▸ TASK DETAILS
Output the material below in its entirety, exactly as given.

╭─ GIVEN RECORDS

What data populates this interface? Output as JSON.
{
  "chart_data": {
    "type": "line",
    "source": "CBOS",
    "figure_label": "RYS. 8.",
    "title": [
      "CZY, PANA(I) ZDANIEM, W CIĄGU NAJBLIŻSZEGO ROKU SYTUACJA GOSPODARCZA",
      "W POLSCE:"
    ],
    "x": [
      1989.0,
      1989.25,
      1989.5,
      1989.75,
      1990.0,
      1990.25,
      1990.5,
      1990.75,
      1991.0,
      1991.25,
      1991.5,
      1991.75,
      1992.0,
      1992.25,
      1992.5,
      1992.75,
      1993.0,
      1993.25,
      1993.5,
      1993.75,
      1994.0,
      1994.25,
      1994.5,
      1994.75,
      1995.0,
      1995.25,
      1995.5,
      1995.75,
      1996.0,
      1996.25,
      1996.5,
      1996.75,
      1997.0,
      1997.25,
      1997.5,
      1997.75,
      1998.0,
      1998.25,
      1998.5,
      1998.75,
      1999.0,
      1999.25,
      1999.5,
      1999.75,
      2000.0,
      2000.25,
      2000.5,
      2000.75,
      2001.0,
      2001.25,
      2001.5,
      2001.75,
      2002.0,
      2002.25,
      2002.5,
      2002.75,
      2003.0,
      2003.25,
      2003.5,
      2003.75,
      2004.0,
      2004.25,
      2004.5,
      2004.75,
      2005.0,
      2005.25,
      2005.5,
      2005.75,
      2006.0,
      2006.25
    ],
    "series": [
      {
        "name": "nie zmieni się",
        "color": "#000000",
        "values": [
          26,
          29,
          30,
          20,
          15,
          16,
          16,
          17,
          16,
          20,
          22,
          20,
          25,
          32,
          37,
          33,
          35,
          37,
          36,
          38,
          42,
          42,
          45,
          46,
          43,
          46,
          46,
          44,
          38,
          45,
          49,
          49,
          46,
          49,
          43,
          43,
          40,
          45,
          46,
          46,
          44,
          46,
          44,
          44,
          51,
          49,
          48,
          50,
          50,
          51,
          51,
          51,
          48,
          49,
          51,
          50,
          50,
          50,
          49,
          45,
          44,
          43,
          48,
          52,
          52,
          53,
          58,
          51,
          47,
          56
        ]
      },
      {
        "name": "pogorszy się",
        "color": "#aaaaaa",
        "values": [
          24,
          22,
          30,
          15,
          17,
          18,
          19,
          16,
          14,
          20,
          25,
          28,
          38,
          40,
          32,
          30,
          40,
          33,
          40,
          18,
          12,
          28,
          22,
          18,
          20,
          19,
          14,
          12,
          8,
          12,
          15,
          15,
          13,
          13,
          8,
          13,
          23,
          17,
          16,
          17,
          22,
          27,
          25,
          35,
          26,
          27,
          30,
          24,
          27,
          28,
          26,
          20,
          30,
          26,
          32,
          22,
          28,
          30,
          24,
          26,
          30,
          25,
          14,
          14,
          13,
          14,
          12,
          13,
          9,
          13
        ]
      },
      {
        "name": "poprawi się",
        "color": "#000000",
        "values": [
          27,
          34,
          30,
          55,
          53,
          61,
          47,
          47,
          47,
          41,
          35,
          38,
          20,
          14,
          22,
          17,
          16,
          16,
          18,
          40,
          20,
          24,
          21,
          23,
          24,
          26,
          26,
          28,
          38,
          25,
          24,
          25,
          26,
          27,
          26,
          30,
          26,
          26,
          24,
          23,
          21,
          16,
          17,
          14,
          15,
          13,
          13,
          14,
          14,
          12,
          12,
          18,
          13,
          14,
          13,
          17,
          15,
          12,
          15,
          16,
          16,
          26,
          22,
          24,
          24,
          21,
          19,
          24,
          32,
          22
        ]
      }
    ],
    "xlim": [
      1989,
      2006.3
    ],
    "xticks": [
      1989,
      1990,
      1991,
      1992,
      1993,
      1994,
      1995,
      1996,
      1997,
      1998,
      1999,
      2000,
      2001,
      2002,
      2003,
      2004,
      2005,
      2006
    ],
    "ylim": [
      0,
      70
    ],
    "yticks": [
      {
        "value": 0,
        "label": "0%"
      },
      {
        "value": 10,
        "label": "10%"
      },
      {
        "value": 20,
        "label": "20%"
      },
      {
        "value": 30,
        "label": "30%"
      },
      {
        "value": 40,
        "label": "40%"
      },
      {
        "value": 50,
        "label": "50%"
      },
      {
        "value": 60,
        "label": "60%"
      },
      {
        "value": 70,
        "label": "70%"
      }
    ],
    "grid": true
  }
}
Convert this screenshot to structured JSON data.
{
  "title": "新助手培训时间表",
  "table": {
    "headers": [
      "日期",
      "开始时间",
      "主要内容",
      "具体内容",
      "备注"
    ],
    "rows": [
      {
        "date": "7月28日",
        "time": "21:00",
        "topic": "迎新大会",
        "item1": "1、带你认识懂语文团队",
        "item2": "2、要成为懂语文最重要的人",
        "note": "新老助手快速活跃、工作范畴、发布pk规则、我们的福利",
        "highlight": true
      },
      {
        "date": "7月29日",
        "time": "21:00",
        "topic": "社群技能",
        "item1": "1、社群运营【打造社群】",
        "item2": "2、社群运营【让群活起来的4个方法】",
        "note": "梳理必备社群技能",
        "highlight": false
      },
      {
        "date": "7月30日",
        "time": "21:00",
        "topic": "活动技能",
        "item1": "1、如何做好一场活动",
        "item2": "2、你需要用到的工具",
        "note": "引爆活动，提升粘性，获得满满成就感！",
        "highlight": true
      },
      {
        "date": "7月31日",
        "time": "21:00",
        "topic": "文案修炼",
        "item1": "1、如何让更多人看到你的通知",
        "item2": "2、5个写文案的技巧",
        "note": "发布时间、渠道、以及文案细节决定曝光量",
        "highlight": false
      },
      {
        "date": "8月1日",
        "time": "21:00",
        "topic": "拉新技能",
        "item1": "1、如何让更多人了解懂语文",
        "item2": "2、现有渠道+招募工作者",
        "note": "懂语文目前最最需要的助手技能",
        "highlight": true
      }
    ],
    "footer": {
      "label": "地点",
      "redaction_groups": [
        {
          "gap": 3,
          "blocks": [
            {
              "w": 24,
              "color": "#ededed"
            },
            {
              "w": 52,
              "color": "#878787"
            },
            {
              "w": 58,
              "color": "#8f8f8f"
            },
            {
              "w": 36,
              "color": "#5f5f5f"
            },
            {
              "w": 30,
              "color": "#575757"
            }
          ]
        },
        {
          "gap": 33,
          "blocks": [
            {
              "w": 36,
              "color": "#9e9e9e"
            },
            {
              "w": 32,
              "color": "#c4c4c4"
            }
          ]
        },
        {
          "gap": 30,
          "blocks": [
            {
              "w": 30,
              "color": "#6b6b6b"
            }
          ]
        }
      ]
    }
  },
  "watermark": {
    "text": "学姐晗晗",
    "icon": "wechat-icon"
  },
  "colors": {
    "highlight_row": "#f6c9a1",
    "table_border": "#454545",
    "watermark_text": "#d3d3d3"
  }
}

╰─

▸ CORRECT RESPONSE
What data populates this interface? Output as JSON.
{
  "chart_data": {
    "type": "line",
    "source": "CBOS",
    "figure_label": "RYS. 8.",
    "title": [
      "CZY, PANA(I) ZDANIEM, W CIĄGU NAJBLIŻSZEGO ROKU SYTUACJA GOSPODARCZA",
      "W POLSCE:"
    ],
    "x": [
      1989.0,
      1989.25,
      1989.5,
      1989.75,
      1990.0,
      1990.25,
      1990.5,
      1990.75,
      1991.0,
      1991.25,
      1991.5,
      1991.75,
      1992.0,
      1992.25,
      1992.5,
      1992.75,
      1993.0,
      1993.25,
      1993.5,
      1993.75,
      1994.0,
      1994.25,
      1994.5,
      1994.75,
      1995.0,
      1995.25,
      1995.5,
      1995.75,
      1996.0,
      1996.25,
      1996.5,
      1996.75,
      1997.0,
      1997.25,
      1997.5,
      1997.75,
      1998.0,
      1998.25,
      1998.5,
      1998.75,
      1999.0,
      1999.25,
      1999.5,
      1999.75,
      2000.0,
      2000.25,
      2000.5,
      2000.75,
      2001.0,
      2001.25,
      2001.5,
      2001.75,
      2002.0,
      2002.25,
      2002.5,
      2002.75,
      2003.0,
      2003.25,
      2003.5,
      2003.75,
      2004.0,
      2004.25,
      2004.5,
      2004.75,
      2005.0,
      2005.25,
      2005.5,
      2005.75,
      2006.0,
      2006.25
    ],
    "series": [
      {
        "name": "nie zmieni się",
        "color": "#000000",
        "values": [
          26,
          29,
          30,
          20,
          15,
          16,
          16,
          17,
          16,
          20,
          22,
          20,
          25,
          32,
          37,
          33,
          35,
          37,
          36,
          38,
          42,
          42,
          45,
          46,
          43,
          46,
          46,
          44,
          38,
          45,
          49,
          49,
          46,
          49,
          43,
          43,
          40,
          45,
          46,
          46,
          44,
          46,
          44,
          44,
          51,
          49,
          48,
          50,
          50,
          51,
          51,
          51,
          48,
          49,
          51,
          50,
          50,
          50,
          49,
          45,
          44,
          43,
          48,
          52,
          52,
          53,
          58,
          51,
          47,
          56
        ]
      },
      {
        "name": "pogorszy się",
        "color": "#aaaaaa",
        "values": [
          24,
          22,
          30,
          15,
          17,
          18,
          19,
          16,
          14,
          20,
          25,
          28,
          38,
          40,
          32,
          30,
          40,
          33,
          40,
          18,
          12,
          28,
          22,
          18,
          20,
          19,
          14,
          12,
          8,
          12,
          15,
          15,
          13,
          13,
          8,
          13,
          23,
          17,
          16,
          17,
          22,
          27,
          25,
          35,
          26,
          27,
          30,
          24,
          27,
          28,
          26,
          20,
          30,
          26,
          32,
          22,
          28,
          30,
          24,
          26,
          30,
          25,
          14,
          14,
          13,
          14,
          12,
          13,
          9,
          13
        ]
      },
      {
        "name": "poprawi się",
        "color": "#000000",
        "values": [
          27,
          34,
          30,
          55,
          53,
          61,
          47,
          47,
          47,
          41,
          35,
          38,
          20,
          14,
          22,
          17,
          16,
          16,
          18,
          40,
          20,
          24,
          21,
          23,
          24,
          26,
          26,
          28,
          38,
          25,
          24,
          25,
          26,
          27,
          26,
          30,
          26,
          26,
          24,
          23,
          21,
          16,
          17,
          14,
          15,
          13,
          13,
          14,
          14,
          12,
          12,
          18,
          13,
          14,
          13,
          17,
          15,
          12,
          15,
          16,
          16,
          26,
          22,
          24,
          24,
          21,
          19,
          24,
          32,
          22
        ]
      }
    ],
    "xlim": [
      1989,
      2006.3
    ],
    "xticks": [
      1989,
      1990,
      1991,
      1992,
      1993,
      1994,
      1995,
      1996,
      1997,
      1998,
      1999,
      2000,
      2001,
      2002,
      2003,
      2004,
      2005,
      2006
    ],
    "ylim": [
      0,
      70
    ],
    "yticks": [
      {
        "value": 0,
        "label": "0%"
      },
      {
        "value": 10,
        "label": "10%"
      },
      {
        "value": 20,
        "label": "20%"
      },
      {
        "value": 30,
        "label": "30%"
      },
      {
        "value": 40,
        "label": "40%"
      },
      {
        "value": 50,
        "label": "50%"
      },
      {
        "value": 60,
        "label": "60%"
      },
      {
        "value": 70,
        "label": "70%"
      }
    ],
    "grid": true
  }
}
Convert this screenshot to structured JSON data.
{
  "title": "新助手培训时间表",
  "table": {
    "headers": [
      "日期",
      "开始时间",
      "主要内容",
      "具体内容",
      "备注"
    ],
    "rows": [
      {
        "date": "7月28日",
        "time": "21:00",
        "topic": "迎新大会",
        "item1": "1、带你认识懂语文团队",
        "item2": "2、要成为懂语文最重要的人",
        "note": "新老助手快速活跃、工作范畴、发布pk规则、我们的福利",
        "highlight": true
      },
      {
        "date": "7月29日",
        "time": "21:00",
        "topic": "社群技能",
        "item1": "1、社群运营【打造社群】",
        "item2": "2、社群运营【让群活起来的4个方法】",
        "note": "梳理必备社群技能",
        "highlight": false
      },
      {
        "date": "7月30日",
        "time": "21:00",
        "topic": "活动技能",
        "item1": "1、如何做好一场活动",
        "item2": "2、你需要用到的工具",
        "note": "引爆活动，提升粘性，获得满满成就感！",
        "highlight": true
      },
      {
        "date": "7月31日",
        "time": "21:00",
        "topic": "文案修炼",
        "item1": "1、如何让更多人看到你的通知",
        "item2": "2、5个写文案的技巧",
        "note": "发布时间、渠道、以及文案细节决定曝光量",
        "highlight": false
      },
      {
        "date": "8月1日",
        "time": "21:00",
        "topic": "拉新技能",
        "item1": "1、如何让更多人了解懂语文",
        "item2": "2、现有渠道+招募工作者",
        "note": "懂语文目前最最需要的助手技能",
        "highlight": true
      }
    ],
    "footer": {
      "label": "地点",
      "redaction_groups": [
        {
          "gap": 3,
          "blocks": [
            {
              "w": 24,
              "color": "#ededed"
            },
            {
              "w": 52,
              "color": "#878787"
            },
            {
              "w": 58,
              "color": "#8f8f8f"
            },
            {
              "w": 36,
              "color": "#5f5f5f"
            },
            {
              "w": 30,
              "color": "#575757"
            }
          ]
        },
        {
          "gap": 33,
          "blocks": [
            {
              "w": 36,
              "color": "#9e9e9e"
            },
            {
              "w": 32,
              "color": "#c4c4c4"
            }
          ]
        },
        {
          "gap": 30,
          "blocks": [
            {
              "w": 30,
              "color": "#6b6b6b"
            }
          ]
        }
      ]
    }
  },
  "watermark": {
    "text": "学姐晗晗",
    "icon": "wechat-icon"
  },
  "colors": {
    "highlight_row": "#f6c9a1",
    "table_border": "#454545",
    "watermark_text": "#d3d3d3"
  }
}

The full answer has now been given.